** Start Exercise input **

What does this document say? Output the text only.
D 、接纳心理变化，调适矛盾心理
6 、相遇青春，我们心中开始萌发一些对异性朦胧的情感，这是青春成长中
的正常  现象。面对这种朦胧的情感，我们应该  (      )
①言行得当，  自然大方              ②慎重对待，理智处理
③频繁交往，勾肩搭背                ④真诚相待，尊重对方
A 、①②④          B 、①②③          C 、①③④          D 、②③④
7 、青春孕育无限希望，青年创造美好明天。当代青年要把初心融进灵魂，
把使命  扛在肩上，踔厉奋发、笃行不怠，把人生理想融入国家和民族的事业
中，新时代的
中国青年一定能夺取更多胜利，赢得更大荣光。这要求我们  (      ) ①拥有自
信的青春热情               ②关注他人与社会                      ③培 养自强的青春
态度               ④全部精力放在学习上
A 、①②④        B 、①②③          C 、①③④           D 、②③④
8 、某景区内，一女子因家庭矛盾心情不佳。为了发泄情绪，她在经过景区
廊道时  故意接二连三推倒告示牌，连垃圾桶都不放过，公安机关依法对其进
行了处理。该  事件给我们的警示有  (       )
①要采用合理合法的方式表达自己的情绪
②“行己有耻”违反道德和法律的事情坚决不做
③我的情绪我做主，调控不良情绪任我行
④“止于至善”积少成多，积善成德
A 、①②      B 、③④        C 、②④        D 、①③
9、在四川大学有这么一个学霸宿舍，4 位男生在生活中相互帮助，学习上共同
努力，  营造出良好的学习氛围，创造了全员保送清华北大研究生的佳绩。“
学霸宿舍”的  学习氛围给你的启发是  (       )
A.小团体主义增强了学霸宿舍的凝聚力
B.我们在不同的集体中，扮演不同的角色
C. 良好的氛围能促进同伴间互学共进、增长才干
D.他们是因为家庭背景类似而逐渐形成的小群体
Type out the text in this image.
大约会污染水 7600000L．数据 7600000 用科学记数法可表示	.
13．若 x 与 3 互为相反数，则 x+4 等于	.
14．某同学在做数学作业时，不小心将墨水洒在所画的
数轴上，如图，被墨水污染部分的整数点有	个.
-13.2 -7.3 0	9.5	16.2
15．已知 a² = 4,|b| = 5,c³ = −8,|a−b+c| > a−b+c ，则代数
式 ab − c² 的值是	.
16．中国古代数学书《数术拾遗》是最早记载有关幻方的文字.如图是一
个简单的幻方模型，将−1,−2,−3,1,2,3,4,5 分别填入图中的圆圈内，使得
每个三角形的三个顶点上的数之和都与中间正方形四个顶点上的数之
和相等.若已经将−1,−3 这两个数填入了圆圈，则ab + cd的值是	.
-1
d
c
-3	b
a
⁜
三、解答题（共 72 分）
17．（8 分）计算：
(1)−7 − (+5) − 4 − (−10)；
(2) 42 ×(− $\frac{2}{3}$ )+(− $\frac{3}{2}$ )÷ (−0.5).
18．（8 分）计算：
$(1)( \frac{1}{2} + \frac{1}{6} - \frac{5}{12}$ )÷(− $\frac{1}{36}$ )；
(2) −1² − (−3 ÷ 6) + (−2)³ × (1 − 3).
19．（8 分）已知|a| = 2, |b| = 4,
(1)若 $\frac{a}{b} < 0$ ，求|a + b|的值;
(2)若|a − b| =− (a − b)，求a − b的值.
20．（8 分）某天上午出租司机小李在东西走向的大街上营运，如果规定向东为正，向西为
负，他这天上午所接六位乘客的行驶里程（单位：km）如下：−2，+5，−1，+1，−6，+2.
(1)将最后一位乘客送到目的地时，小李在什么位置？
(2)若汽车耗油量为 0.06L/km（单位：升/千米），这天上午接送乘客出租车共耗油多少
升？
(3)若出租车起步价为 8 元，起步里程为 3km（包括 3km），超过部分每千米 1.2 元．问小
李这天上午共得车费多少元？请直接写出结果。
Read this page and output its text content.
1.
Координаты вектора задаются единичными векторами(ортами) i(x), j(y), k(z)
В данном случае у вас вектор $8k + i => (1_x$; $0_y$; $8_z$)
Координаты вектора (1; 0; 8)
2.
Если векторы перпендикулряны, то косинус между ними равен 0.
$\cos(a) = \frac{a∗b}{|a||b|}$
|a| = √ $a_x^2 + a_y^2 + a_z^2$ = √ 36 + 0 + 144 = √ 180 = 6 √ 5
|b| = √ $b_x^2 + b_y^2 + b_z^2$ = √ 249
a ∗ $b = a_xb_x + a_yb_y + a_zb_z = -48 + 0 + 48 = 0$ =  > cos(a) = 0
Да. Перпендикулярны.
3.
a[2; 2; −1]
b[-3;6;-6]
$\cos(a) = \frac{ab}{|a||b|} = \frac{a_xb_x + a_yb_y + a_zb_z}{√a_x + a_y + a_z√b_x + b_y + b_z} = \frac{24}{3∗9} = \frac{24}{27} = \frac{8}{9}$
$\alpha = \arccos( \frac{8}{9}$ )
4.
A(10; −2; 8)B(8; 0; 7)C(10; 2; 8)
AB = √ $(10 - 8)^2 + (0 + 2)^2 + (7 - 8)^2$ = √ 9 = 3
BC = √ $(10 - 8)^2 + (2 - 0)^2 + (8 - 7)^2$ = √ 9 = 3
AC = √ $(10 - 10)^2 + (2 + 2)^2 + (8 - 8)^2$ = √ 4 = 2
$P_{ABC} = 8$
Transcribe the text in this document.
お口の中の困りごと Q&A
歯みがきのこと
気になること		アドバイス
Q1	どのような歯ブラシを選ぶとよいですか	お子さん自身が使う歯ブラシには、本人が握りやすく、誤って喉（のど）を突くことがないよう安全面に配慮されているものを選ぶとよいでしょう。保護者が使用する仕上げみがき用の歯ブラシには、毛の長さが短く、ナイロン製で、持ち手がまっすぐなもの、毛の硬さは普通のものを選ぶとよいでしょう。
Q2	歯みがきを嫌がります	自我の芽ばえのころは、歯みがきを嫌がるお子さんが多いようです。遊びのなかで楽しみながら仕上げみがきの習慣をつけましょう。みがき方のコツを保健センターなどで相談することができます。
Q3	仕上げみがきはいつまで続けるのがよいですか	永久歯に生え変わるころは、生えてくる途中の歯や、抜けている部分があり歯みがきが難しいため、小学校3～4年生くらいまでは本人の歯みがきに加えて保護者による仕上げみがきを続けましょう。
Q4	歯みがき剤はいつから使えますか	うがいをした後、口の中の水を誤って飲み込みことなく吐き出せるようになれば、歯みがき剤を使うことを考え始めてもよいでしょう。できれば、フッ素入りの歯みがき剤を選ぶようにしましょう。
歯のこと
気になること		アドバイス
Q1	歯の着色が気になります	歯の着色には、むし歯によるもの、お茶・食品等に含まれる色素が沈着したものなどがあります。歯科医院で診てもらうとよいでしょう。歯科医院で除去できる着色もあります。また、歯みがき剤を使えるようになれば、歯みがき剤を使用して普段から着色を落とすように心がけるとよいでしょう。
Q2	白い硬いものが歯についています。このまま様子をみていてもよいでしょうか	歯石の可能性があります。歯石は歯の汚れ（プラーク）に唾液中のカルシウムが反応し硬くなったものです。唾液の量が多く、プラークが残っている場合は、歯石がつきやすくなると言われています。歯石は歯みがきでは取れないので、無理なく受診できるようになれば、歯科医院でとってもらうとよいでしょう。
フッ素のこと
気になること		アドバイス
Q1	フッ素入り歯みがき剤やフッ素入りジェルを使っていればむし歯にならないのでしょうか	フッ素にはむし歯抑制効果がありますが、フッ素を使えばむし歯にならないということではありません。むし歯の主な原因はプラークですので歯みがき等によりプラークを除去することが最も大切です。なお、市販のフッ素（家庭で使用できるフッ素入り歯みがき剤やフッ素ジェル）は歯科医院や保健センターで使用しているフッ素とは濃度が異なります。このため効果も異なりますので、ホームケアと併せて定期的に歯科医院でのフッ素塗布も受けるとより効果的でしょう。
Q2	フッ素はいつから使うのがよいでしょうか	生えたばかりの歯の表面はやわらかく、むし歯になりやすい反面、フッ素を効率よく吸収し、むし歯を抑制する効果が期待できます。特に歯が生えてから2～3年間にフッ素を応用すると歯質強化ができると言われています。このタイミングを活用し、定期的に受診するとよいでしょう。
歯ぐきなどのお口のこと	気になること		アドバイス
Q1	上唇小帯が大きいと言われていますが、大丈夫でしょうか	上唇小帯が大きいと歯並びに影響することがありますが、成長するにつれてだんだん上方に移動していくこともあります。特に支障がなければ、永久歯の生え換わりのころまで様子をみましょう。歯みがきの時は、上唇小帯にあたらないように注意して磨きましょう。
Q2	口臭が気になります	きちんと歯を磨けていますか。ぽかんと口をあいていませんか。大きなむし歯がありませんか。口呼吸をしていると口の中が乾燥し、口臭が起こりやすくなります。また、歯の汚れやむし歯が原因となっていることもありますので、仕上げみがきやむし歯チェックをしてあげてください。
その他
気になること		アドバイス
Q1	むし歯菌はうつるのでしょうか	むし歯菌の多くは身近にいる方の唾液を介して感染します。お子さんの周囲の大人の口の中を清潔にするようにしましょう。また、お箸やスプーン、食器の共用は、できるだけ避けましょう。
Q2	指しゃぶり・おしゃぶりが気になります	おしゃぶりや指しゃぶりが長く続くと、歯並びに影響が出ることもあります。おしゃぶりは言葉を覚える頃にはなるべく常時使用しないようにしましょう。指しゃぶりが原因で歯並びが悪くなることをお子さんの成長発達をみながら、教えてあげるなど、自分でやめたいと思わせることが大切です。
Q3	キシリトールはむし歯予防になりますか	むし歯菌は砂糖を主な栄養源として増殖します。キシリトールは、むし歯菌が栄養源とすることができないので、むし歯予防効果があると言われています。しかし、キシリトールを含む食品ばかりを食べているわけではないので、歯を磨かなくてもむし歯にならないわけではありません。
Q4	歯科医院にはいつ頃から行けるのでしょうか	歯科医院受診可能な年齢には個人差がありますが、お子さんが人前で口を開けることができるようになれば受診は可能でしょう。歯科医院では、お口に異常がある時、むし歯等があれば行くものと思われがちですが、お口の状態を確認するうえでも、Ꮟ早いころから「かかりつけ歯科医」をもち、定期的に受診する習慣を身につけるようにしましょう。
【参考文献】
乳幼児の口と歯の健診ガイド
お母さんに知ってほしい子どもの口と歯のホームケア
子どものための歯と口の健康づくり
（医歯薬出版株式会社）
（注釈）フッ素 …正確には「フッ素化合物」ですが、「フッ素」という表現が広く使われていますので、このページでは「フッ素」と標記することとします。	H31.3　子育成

** End Exercise input **

Find the word "вектора" and list each line it appears in.

*Result*
Координаты вектора задаются единичными векторами(ортами) i(x), j(y), k(z)
Координаты вектора (1; 0; 8)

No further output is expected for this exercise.